Short problem: Search the records below for the word "structured" and show every line where it occurs.

Dataset rows:
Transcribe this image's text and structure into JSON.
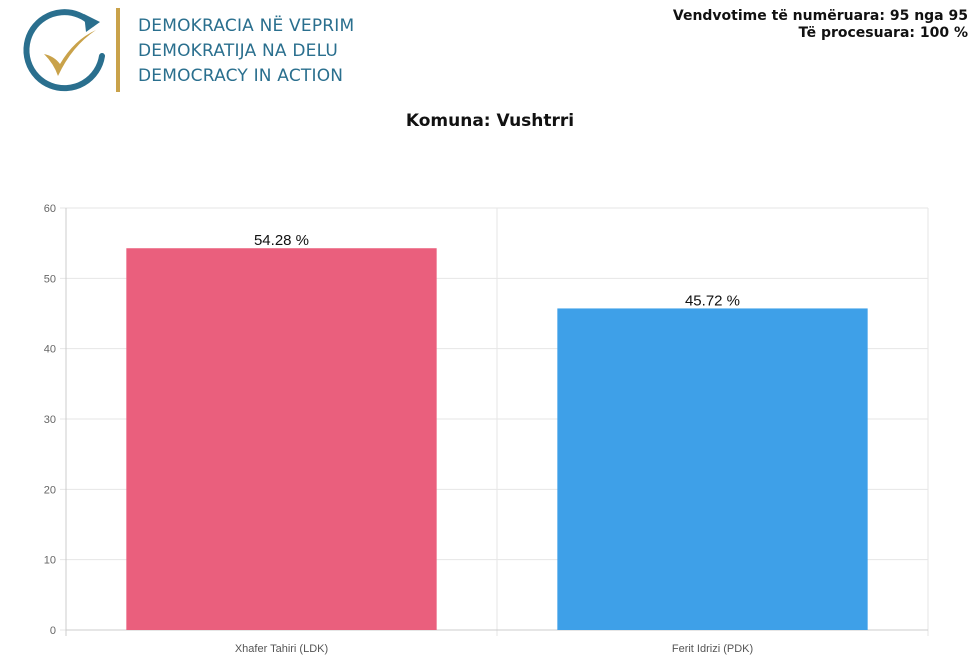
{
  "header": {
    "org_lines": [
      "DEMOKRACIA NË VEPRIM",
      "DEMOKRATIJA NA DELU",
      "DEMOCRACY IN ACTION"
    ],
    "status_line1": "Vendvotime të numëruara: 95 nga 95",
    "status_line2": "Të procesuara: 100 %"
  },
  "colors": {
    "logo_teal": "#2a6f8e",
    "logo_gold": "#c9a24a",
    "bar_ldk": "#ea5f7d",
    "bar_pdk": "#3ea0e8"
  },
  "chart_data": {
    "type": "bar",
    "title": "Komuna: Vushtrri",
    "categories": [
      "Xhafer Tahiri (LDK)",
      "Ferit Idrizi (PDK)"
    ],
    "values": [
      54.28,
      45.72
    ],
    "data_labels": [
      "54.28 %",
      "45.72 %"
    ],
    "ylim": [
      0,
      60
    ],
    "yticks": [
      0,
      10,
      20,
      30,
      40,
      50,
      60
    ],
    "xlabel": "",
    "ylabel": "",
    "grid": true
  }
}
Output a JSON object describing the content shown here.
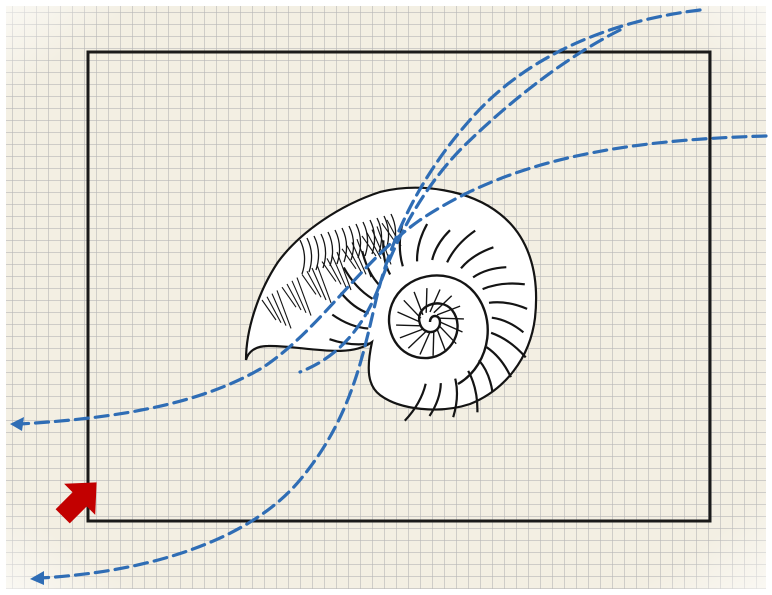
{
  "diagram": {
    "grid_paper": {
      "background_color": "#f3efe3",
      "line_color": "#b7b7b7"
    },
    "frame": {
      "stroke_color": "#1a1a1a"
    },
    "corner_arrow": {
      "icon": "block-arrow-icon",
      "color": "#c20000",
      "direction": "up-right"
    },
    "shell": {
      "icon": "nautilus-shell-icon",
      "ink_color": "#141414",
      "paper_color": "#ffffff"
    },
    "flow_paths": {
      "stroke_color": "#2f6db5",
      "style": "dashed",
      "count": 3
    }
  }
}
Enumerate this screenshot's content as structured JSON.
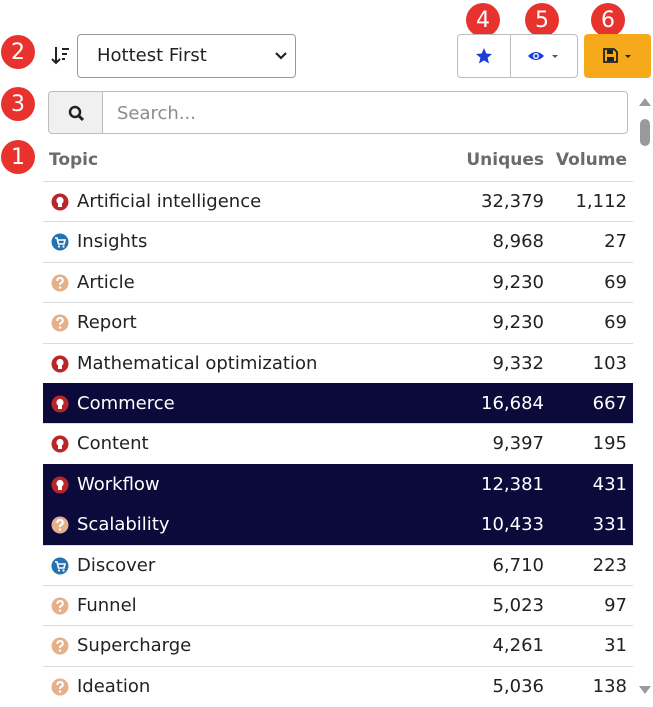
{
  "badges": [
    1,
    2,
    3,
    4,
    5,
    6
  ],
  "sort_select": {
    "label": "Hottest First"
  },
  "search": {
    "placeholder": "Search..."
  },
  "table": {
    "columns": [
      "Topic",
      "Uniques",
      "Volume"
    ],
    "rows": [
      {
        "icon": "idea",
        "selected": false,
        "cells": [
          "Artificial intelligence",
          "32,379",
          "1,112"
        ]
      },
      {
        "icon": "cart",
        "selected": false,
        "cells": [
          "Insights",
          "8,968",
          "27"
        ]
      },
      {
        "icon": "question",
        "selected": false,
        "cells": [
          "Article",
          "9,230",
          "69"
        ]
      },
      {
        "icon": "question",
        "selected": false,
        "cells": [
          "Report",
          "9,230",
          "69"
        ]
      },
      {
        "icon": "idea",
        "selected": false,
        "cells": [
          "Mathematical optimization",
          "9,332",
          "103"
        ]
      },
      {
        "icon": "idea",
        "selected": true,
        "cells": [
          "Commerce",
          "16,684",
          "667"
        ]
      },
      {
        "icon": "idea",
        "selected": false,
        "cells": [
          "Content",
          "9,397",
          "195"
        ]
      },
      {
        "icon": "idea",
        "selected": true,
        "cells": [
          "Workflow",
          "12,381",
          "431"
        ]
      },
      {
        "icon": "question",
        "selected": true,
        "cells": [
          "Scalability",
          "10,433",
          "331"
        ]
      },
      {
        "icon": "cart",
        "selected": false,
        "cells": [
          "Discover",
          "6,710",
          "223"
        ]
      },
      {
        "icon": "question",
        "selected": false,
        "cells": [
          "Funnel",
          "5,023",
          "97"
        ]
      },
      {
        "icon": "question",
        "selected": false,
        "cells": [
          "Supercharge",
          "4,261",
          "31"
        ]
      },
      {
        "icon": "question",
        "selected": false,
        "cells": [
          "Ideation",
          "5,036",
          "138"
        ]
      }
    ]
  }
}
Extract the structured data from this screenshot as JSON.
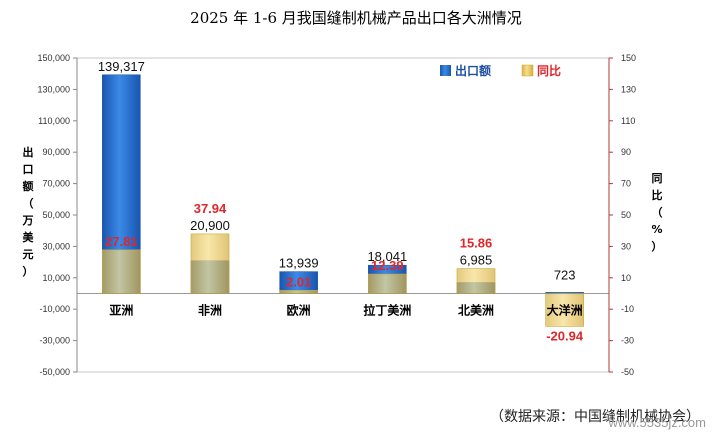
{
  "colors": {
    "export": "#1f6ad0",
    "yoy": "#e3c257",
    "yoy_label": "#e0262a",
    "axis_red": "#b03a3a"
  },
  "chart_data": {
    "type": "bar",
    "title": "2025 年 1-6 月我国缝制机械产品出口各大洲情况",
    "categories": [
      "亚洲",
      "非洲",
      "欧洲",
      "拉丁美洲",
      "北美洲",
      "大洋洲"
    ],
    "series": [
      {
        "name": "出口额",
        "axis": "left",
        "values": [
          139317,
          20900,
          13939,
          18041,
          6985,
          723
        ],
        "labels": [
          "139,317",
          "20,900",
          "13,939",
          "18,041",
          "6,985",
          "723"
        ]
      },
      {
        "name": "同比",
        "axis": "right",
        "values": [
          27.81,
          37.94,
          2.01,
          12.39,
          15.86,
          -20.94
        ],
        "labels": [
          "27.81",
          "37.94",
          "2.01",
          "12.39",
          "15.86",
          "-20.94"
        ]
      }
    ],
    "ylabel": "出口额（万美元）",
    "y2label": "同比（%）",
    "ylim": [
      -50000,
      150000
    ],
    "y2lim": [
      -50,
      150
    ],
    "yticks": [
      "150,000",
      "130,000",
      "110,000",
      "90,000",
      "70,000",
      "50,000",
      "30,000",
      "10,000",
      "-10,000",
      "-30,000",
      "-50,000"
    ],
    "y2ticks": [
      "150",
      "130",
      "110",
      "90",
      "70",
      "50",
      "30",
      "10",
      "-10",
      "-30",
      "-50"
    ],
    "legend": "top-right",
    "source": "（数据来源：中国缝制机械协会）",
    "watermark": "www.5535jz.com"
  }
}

Exercise answer:
Enumerate this screenshot's content as structured JSON.
Extract the structured data from this screenshot as JSON.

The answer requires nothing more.